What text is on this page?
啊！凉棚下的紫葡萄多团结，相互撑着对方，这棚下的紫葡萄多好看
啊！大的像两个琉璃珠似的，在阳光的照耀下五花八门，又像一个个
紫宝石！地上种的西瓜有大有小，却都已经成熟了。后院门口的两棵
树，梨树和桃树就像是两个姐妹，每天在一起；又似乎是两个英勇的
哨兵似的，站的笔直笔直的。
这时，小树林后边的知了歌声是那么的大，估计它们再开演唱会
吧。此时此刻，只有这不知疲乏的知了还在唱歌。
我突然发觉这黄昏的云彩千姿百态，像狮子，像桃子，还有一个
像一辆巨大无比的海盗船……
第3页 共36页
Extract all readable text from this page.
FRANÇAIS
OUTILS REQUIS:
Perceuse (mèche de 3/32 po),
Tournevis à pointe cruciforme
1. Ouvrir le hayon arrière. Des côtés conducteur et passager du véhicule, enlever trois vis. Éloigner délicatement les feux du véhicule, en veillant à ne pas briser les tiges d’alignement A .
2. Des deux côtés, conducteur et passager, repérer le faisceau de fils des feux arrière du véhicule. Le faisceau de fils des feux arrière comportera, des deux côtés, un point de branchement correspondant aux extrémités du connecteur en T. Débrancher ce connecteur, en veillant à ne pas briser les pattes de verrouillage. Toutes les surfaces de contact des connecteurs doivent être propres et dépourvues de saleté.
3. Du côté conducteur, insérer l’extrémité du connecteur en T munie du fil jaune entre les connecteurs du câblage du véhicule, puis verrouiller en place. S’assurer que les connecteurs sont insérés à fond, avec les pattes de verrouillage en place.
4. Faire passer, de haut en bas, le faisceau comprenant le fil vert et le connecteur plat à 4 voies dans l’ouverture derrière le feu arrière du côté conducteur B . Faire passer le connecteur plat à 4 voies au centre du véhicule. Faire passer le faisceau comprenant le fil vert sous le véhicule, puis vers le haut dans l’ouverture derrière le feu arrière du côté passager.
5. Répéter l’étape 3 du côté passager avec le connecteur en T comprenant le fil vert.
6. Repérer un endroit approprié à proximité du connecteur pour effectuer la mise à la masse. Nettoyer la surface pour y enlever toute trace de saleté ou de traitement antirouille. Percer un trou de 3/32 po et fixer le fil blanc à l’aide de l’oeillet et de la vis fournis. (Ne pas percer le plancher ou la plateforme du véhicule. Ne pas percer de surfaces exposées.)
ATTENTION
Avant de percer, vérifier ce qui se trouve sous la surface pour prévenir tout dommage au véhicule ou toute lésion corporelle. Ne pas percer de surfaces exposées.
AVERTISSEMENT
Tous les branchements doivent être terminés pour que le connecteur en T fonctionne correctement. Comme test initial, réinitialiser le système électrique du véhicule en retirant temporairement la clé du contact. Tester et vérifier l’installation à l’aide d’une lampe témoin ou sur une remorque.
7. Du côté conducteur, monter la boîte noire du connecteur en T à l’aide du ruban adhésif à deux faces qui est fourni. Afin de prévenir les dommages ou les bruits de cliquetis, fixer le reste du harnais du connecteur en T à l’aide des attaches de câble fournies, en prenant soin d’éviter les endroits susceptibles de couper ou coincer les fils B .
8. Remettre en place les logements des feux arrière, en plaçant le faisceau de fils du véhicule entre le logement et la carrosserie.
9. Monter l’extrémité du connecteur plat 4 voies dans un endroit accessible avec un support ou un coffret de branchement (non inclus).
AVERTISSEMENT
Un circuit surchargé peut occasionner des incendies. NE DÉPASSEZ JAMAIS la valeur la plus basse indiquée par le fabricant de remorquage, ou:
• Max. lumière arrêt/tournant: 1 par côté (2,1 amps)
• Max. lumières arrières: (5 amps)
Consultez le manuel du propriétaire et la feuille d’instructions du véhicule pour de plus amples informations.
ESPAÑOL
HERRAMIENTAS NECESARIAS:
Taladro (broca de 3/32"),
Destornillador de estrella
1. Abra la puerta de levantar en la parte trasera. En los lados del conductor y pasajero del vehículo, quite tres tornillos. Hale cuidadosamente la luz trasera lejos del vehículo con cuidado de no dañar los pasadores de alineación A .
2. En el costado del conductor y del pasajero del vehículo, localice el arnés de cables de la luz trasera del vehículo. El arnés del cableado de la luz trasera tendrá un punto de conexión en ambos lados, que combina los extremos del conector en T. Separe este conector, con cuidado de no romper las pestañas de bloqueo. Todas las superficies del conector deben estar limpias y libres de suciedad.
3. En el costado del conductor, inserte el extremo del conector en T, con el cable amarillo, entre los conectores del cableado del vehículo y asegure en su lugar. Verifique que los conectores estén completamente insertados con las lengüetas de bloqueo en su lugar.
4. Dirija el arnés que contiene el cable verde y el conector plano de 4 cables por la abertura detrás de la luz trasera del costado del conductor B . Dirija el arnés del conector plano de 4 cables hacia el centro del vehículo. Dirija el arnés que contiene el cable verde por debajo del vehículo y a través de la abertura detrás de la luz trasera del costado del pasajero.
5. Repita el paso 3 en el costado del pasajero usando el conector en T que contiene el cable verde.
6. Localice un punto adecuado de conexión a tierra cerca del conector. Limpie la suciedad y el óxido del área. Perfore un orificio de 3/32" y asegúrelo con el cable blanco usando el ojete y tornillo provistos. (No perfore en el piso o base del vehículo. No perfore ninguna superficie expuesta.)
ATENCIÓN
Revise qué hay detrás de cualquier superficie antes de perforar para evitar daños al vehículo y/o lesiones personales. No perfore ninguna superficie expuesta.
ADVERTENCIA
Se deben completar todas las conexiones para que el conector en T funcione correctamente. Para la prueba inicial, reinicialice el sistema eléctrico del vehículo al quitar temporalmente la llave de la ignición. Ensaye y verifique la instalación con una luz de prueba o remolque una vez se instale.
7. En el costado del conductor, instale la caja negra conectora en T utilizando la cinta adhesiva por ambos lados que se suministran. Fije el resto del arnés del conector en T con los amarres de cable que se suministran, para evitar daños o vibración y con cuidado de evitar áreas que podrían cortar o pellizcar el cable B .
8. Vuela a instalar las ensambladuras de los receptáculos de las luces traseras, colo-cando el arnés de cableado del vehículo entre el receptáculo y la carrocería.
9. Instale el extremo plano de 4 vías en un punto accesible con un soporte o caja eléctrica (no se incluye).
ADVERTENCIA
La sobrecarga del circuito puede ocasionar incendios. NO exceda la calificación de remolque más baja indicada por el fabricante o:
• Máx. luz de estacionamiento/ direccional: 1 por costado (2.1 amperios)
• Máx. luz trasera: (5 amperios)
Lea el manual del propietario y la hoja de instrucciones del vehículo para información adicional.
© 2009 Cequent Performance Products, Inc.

» **The exercise**: Identify the lines in the entries that hold "connecteurs" and return each one.

» **Problem solution**:
2. Des deux côtés, conducteur et passager, repérer le faisceau de fils des feux arrière du véhicule. Le faisceau de fils des feux arrière comportera, des deux côtés, un point de branchement correspondant aux extrémités du connecteur en T. Débrancher ce connecteur, en veillant à ne pas briser les pattes de verrouillage. Toutes les surfaces de contact des connecteurs doivent être propres et dépourvues de saleté.
3. Du côté conducteur, insérer l’extrémité du connecteur en T munie du fil jaune entre les connecteurs du câblage du véhicule, puis verrouiller en place. S’assurer que les connecteurs sont insérés à fond, avec les pattes de verrouillage en place.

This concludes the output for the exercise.